[SOURCE PASSAGE]:

================

Reproductive growth of the sex1-3 mutant. A, Typical flowers from the apex of the primary flowering stem from a wild-type (WT; left) and a sex1-3 (right) plant. Images are at the same magnification. B, Time course of extension of single siliques from a wild-type (top) and a sex1-3 (bottom) plant. The picture is a montage of images of the same silique +1 and +7 h after dawn at the indicated DAF. Bar = 0.5 cm. C, Silique extension on wild-type (diamonds) and sex1-3 (squares) plants during seed development. Measurements were made on images from the start and end of each 12-h night (gray shading). Values are means ± se for eight to 18 siliques pooled from eight plants for each genotype. D, Relative growth rate of wild-type (diamonds) and sex1-3 (squares) siliques during the day and the night, calculated from the data in C.

Figure 5.

Luciferase (LUC) activity in plants expressing luc under the control of the promoter of the sugar-repressed gene At1g10070. A, LUC activity (visualized by bioluminescence, in pseudocolor) at the end of the night in 3-week-old wild-type (left) and sex1-3 (right) plants expressing pAt1g10070₁₁₀₀:LUC. The scale at the top represents bioluminescence intensity (black = low, red = high). B, LUC activity at the end of the night in the apex of the primary flowering stem of a wild-type (left) and a sex1-3 (right) plant expressing pAt1g10700₁₁₀₀:LUC. The images are at the same magnification and were taken at the same time. C, LUC activity at the end of the night in developing siliques at 3 DAF from wild-type (top) and sex1-3 (bottom) plants expressing pAt1g10070₁₁₀₀:LUC. D, Quantification of LUC activity in siliques of pAt1g10070₁₁₀₀:LUC (black bars) and sex1-3/pAt1g10070₁₁₀₀:LUC (white bars) plants at the end of the night. Values are means ± se for eight to 10 siliques pooled from five plants. WT, The wild type. E, Expression of the sugar-repressed gene At1g10070 during a 12-h night in siliques from wild-type (diamonds) and sex1-3 (squares) plants at 12 DAF. RNA was extracted from five siliques pooled from five plants. Transcript levels were measured by qRT-PCR and normalized against a UBIQUITIN10 control. Values are means of three technical replicates and are expressed relative to the wild type at the end of the day (0 h).

Figure 6.

Carbohydrate contents of siliques from wild-type (diamonds) and sex1 mutant (squares) plants during the night. Each value is for a pool of five siliques (12 DAF) from five plants, assayed in triplicate. Error bars represent se. Similar results were obtained in an independent experiment (Supplemental Fig. S8).

Figure 7.

Daily pattern of gene expression in siliques of wild-type (black bars) and sex1 (white bars) plants. RNA was extracted from five siliques pooled from five plants at 12 DAF at the end of the day (EOD) and the end of the night (EON). Transcript abundance was measured by qRT-PCR with UBIQUITIN10 as a control. Values are means of three technical replicates, and error bars represent se. Similar results were obtained in a separate experiment.

Figure 8.

Development of embryos on wild-type (black bars) and sex1 (white bars) maternal plants. Seeds were viewed under differential interference contrast optics at the indicated DAF. Results are percentages of embryos examined. The numbers of embryos examined were as follows: at 6 DAF, 153 wild type and 125 sex1; at 8 DAF, 160 wild type and 158 sex1; at 10 DAF, 159 wild type and 105 sex1; at 14 DAF, 92 wild type and 82 sex1. The developmental stages were as follows: 1, globular; 2, transition; 3, heart; 4, torpedo; 5, walking stick; 6, early cotyledon; 7, cotyledon; 8, fully grown embryo.

================

[DATA LISTING]:
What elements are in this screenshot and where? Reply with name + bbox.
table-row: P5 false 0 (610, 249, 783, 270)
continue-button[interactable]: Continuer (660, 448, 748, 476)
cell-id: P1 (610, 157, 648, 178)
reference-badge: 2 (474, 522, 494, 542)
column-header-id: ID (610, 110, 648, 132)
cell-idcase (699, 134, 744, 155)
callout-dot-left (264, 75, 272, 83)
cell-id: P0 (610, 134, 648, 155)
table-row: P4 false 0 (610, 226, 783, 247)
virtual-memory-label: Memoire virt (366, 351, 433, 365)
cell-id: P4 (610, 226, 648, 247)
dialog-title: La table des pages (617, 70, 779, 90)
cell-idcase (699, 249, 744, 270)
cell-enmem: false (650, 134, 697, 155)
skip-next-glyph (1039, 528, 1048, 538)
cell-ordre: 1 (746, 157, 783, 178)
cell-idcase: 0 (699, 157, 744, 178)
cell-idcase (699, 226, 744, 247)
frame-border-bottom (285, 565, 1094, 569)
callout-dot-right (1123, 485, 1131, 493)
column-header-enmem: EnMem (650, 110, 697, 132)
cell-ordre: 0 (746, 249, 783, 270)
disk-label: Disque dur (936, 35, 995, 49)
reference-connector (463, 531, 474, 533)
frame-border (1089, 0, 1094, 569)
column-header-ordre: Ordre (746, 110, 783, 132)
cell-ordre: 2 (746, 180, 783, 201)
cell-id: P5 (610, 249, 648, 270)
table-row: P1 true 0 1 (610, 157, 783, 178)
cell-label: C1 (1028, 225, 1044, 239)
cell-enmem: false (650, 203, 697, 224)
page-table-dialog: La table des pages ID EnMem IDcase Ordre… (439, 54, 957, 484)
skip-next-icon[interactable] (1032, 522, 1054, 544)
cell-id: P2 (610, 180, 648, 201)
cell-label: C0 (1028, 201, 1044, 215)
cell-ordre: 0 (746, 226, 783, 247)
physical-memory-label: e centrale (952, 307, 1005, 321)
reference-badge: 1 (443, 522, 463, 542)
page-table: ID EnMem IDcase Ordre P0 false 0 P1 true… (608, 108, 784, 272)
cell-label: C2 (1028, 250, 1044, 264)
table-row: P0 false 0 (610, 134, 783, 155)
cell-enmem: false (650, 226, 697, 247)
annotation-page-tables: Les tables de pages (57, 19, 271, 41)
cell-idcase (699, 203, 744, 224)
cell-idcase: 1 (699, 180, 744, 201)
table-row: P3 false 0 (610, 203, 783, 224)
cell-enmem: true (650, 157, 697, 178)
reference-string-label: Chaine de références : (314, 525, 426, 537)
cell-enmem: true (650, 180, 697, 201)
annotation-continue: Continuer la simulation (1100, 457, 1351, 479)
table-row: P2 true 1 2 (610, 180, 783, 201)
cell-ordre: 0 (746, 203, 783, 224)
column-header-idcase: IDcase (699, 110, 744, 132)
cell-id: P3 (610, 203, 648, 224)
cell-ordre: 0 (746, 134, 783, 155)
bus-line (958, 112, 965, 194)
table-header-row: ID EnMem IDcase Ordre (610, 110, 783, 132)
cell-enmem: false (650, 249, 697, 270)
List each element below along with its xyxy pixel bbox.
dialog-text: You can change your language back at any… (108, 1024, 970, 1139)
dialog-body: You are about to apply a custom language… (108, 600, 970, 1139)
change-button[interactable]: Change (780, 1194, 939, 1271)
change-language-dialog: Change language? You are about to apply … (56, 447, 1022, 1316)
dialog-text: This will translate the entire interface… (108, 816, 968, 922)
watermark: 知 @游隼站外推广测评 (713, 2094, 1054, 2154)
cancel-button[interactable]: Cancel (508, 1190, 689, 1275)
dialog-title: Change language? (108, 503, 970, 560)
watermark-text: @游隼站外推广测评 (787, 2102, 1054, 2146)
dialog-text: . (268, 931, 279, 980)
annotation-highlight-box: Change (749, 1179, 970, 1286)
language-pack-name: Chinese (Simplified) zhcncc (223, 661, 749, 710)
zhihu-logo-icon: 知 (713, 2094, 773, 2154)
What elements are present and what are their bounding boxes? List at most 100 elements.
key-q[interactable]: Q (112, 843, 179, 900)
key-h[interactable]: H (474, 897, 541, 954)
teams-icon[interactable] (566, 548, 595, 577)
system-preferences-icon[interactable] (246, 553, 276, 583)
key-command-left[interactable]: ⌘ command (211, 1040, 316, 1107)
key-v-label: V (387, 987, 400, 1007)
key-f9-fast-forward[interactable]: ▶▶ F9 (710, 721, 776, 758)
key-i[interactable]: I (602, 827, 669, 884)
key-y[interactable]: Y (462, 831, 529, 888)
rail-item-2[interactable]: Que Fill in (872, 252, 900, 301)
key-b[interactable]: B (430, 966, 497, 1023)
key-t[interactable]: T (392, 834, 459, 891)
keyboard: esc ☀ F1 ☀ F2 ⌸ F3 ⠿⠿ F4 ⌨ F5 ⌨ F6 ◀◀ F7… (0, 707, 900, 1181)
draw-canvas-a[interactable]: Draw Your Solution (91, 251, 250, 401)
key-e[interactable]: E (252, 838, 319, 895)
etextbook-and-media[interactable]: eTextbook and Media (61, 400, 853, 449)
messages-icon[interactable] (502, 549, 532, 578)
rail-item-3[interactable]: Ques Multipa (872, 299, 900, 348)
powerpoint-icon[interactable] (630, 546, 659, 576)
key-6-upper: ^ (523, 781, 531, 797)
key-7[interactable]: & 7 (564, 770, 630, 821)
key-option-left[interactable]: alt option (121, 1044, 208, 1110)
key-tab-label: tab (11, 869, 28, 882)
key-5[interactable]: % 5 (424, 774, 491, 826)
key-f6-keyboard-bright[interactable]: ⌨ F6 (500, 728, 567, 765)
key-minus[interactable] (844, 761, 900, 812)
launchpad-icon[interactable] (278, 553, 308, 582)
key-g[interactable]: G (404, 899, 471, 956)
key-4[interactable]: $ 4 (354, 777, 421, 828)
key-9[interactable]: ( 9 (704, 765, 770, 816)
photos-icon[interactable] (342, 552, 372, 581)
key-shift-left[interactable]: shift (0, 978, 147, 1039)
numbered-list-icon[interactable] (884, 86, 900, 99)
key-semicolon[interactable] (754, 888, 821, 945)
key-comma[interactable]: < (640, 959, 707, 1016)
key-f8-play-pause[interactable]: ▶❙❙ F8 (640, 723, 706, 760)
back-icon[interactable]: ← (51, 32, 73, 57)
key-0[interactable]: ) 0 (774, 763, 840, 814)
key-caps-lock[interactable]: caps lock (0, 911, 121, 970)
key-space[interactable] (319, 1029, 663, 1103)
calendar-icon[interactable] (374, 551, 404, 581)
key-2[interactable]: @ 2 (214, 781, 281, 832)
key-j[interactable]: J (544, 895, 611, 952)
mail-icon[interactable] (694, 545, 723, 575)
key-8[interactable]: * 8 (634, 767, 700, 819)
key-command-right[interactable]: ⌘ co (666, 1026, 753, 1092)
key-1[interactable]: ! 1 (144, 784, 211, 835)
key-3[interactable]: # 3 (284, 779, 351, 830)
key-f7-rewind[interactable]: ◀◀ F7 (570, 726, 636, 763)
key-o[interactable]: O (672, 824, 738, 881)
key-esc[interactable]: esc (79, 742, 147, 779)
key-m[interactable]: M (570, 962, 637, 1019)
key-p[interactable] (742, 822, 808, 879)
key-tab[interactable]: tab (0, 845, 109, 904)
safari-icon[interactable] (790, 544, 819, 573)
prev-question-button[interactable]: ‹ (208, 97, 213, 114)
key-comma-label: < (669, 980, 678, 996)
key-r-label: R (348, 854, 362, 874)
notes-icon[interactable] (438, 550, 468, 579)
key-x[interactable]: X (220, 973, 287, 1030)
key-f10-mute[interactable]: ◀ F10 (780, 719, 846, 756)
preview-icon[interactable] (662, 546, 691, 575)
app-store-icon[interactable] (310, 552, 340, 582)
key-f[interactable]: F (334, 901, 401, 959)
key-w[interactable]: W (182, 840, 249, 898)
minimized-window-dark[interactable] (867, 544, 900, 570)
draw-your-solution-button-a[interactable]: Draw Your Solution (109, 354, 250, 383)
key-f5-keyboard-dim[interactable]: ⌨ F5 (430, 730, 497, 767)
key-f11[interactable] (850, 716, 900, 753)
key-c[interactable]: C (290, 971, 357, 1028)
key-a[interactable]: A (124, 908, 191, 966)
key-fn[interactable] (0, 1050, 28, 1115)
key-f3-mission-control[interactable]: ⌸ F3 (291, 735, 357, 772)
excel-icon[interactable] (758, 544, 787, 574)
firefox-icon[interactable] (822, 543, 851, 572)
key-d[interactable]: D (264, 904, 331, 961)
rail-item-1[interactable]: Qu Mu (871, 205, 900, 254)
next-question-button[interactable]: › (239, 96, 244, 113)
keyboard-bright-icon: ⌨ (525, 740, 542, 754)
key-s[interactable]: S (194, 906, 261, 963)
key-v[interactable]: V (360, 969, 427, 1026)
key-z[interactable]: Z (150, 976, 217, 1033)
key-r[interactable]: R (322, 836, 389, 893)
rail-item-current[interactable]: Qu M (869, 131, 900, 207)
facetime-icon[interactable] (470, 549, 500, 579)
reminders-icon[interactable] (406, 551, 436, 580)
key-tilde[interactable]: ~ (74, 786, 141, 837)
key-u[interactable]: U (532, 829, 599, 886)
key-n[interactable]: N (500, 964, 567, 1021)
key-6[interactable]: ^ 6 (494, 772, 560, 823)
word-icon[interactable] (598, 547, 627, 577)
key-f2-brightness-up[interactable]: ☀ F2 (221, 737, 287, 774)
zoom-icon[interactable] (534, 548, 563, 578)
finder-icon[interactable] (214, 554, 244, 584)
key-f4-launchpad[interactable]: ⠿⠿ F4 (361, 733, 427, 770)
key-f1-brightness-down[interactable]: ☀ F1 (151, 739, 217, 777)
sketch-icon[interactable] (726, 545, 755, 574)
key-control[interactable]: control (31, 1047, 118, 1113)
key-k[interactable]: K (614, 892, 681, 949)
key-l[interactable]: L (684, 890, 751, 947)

================

[TASK REQUIREMENTS]: Write out the figure captions on the sex1 mutant word for word, starting at "Carbohydrate contents of" and ending at "a separate experiment.".

[COMPLETED EXERCISE]:
Carbohydrate contents of siliques from wild-type (diamonds) and sex1 mutant (squares) plants during the night. Each value is for a pool of five siliques (12 DAF) from five plants, assayed in triplicate. Error bars represent se. Similar results were obtained in an independent experiment (Supplemental Fig. S8).

Figure 7.

Daily pattern of gene expression in siliques of wild-type (black bars) and sex1 (white bars) plants. RNA was extracted from five siliques pooled from five plants at 12 DAF at the end of the day (EOD) and the end of the night (EON). Transcript abundance was measured by qRT-PCR with UBIQUITIN10 as a control. Values are means of three technical replicates, and error bars represent se. Similar results were obtained in a separate experiment.